▸ SET PROBLEM
Rewrite the lines that open with the one containing "Decompose this screenshot" and close with the one containing "wind-barb bbox=[591, 408, 612, 420]", replacing "wind-barb" with "barb-marker" and changing nothing else. Give back only those lines.

>> begin MATERIAL FOR THIS TASK

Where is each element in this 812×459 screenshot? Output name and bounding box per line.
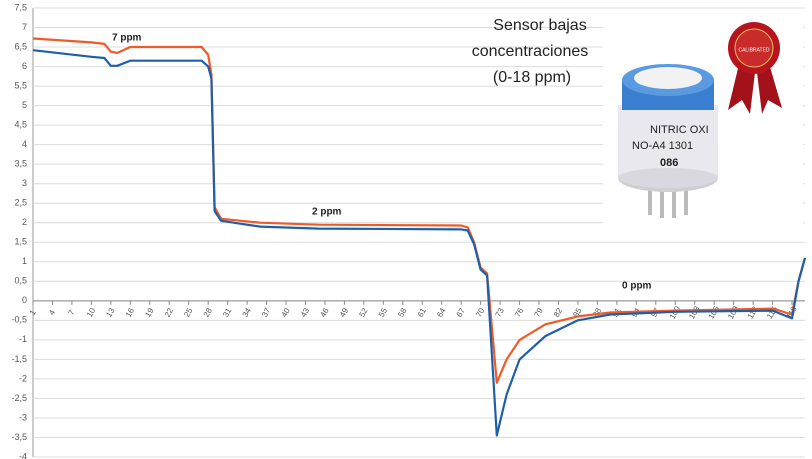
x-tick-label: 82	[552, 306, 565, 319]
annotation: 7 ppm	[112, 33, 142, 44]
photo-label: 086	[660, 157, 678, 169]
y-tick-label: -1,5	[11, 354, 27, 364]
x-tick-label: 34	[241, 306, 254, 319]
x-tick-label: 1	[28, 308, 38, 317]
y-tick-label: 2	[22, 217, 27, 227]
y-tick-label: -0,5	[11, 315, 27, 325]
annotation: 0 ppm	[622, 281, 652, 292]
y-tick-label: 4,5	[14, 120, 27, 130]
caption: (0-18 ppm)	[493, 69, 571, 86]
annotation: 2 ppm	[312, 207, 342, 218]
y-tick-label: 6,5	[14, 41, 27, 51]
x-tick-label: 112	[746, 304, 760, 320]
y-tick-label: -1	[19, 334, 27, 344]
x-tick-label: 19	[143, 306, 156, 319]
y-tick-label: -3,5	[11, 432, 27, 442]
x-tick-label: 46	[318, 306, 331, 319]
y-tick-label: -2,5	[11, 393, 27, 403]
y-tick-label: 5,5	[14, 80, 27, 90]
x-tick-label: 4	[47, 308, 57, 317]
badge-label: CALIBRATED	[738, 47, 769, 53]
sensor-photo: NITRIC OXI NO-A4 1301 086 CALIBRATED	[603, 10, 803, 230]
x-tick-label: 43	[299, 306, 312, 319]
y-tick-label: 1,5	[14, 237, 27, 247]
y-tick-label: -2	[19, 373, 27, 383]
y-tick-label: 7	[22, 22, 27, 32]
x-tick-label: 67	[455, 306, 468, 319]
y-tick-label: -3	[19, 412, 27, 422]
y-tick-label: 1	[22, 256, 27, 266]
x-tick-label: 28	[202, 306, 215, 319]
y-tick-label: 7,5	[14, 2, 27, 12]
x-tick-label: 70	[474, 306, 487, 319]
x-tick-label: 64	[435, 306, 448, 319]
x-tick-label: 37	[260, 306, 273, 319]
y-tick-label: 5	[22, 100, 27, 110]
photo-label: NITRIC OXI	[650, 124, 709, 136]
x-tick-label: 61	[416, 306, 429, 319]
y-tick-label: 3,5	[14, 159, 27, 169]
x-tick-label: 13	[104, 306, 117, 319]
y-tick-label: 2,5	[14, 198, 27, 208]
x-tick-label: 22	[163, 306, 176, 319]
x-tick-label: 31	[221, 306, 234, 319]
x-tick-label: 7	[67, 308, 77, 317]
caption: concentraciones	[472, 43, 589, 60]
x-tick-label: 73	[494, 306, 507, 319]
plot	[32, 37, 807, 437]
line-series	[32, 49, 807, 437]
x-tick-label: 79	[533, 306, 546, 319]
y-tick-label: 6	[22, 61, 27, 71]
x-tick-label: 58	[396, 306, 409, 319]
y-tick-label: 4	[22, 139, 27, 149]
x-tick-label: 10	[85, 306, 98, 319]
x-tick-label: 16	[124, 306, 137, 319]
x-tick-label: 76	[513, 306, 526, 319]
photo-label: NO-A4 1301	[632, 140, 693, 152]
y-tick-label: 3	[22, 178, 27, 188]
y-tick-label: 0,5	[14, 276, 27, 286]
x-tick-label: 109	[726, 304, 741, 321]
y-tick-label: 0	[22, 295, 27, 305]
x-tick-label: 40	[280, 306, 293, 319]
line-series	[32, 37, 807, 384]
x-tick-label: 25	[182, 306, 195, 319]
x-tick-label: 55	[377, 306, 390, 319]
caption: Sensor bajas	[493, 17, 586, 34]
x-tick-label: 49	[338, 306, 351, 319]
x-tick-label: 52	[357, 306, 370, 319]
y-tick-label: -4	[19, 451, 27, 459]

>> end MATERIAL FOR THIS TASK
>> begin MATERIAL FOR THIS TASK

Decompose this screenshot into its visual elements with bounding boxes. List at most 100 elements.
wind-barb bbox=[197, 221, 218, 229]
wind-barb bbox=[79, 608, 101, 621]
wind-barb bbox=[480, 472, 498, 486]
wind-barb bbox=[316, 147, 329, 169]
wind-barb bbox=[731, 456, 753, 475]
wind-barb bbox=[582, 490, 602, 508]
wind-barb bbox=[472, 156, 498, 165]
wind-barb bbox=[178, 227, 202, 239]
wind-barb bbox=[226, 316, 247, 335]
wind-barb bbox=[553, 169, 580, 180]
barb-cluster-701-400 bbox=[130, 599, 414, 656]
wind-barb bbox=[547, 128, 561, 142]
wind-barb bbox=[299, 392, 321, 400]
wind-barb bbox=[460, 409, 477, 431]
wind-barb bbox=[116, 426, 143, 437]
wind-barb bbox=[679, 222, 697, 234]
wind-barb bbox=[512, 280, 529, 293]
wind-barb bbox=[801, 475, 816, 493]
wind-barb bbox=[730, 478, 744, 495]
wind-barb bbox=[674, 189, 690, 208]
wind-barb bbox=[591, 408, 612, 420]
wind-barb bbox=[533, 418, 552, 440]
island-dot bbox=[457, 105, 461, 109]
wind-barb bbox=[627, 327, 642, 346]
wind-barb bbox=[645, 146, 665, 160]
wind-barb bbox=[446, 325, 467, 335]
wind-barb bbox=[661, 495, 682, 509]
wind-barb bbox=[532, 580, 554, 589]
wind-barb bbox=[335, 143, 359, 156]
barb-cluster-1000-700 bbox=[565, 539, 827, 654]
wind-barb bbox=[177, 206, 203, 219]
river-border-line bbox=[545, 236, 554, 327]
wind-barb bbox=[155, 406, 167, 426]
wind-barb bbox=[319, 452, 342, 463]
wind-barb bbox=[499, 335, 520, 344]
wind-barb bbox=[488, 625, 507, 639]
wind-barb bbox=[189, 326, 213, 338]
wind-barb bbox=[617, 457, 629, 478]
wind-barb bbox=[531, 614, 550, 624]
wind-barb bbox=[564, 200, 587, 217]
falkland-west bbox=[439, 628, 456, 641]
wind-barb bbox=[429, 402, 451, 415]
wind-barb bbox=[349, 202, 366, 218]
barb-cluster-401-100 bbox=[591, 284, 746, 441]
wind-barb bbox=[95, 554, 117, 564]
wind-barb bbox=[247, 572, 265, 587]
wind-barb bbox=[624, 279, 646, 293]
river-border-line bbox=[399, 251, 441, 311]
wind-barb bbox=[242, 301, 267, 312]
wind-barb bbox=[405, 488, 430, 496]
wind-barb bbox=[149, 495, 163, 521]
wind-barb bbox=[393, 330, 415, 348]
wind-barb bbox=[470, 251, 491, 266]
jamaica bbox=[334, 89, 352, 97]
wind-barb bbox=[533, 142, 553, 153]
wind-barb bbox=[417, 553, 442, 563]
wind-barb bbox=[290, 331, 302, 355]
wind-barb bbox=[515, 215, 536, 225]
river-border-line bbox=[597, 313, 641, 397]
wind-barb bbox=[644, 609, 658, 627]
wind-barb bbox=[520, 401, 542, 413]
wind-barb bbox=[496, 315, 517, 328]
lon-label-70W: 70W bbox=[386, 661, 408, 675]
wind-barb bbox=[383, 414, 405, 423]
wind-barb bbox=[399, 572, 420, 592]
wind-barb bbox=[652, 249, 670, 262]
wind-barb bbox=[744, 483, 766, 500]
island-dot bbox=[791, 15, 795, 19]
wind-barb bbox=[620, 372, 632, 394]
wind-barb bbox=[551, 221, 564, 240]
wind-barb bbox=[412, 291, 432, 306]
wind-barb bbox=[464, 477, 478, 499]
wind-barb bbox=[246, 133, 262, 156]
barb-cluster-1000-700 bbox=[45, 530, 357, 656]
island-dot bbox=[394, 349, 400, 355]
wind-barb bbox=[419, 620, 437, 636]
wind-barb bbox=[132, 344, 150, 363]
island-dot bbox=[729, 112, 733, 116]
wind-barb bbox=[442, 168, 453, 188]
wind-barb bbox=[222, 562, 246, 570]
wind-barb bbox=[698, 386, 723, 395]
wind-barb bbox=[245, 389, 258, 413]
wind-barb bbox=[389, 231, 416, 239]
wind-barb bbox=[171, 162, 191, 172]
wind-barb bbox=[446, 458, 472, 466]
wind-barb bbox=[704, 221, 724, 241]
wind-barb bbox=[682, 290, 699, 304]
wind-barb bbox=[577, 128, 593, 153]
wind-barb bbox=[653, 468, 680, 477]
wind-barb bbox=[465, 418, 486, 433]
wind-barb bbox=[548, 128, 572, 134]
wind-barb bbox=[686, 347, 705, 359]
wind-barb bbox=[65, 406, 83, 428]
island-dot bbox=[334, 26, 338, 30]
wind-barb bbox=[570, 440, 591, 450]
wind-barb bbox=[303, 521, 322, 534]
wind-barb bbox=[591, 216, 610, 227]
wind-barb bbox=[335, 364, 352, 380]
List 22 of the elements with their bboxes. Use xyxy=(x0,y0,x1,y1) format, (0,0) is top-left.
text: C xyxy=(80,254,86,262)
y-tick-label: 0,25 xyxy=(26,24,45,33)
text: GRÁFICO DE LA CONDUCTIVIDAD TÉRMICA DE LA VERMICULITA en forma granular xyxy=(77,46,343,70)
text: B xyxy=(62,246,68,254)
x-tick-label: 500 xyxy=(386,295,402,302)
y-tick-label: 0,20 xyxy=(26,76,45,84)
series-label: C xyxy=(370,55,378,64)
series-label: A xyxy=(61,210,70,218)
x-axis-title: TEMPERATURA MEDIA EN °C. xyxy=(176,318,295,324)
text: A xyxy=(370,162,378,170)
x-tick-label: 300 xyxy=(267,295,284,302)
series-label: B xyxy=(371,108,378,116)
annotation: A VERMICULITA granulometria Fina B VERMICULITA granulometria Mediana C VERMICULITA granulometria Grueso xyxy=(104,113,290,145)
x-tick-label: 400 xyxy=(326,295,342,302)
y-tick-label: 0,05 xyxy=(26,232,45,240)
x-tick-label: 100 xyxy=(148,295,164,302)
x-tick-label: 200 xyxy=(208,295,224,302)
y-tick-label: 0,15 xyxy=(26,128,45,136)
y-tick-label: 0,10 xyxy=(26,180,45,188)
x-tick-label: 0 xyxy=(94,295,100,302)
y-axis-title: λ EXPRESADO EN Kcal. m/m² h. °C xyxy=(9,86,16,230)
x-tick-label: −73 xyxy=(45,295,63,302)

>> end MATERIAL FOR THIS TASK
>> begin MATERIAL FOR THIS TASK

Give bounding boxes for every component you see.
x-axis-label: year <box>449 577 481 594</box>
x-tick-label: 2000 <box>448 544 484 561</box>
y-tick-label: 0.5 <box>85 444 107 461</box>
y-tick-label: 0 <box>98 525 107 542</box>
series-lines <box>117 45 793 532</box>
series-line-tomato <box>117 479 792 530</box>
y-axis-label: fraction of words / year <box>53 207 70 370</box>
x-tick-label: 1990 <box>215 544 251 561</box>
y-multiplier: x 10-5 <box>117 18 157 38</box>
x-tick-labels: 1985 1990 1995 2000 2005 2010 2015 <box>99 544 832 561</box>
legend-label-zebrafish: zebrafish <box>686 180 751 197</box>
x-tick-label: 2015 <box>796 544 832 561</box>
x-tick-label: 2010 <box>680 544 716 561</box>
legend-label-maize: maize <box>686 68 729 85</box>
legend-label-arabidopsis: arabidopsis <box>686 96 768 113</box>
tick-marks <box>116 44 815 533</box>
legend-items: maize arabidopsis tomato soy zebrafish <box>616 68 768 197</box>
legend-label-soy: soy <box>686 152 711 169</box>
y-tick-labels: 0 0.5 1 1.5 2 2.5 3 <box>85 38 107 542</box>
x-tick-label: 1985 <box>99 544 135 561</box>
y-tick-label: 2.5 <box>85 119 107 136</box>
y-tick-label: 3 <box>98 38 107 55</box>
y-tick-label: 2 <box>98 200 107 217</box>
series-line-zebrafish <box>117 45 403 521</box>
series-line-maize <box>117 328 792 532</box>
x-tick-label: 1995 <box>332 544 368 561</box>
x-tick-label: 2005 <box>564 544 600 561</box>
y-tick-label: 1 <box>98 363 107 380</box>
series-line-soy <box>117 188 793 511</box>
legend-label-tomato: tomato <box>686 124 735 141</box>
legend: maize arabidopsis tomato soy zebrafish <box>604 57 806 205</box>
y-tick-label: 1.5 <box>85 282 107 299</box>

>> end MATERIAL FOR THIS TASK

▸ ANSWER TO THIS PROBLEM
Decompose this screenshot into its visual elements with bounding boxes. List at most 100 elements.
barb-marker bbox=[197, 221, 218, 229]
barb-marker bbox=[79, 608, 101, 621]
barb-marker bbox=[480, 472, 498, 486]
barb-marker bbox=[316, 147, 329, 169]
barb-marker bbox=[731, 456, 753, 475]
barb-marker bbox=[582, 490, 602, 508]
barb-marker bbox=[472, 156, 498, 165]
barb-marker bbox=[178, 227, 202, 239]
barb-marker bbox=[226, 316, 247, 335]
barb-marker bbox=[553, 169, 580, 180]
barb-cluster-701-400 bbox=[130, 599, 414, 656]
barb-marker bbox=[547, 128, 561, 142]
barb-marker bbox=[299, 392, 321, 400]
barb-marker bbox=[460, 409, 477, 431]
barb-marker bbox=[116, 426, 143, 437]
barb-marker bbox=[679, 222, 697, 234]
barb-marker bbox=[512, 280, 529, 293]
barb-marker bbox=[801, 475, 816, 493]
barb-marker bbox=[730, 478, 744, 495]
barb-marker bbox=[674, 189, 690, 208]
barb-marker bbox=[591, 408, 612, 420]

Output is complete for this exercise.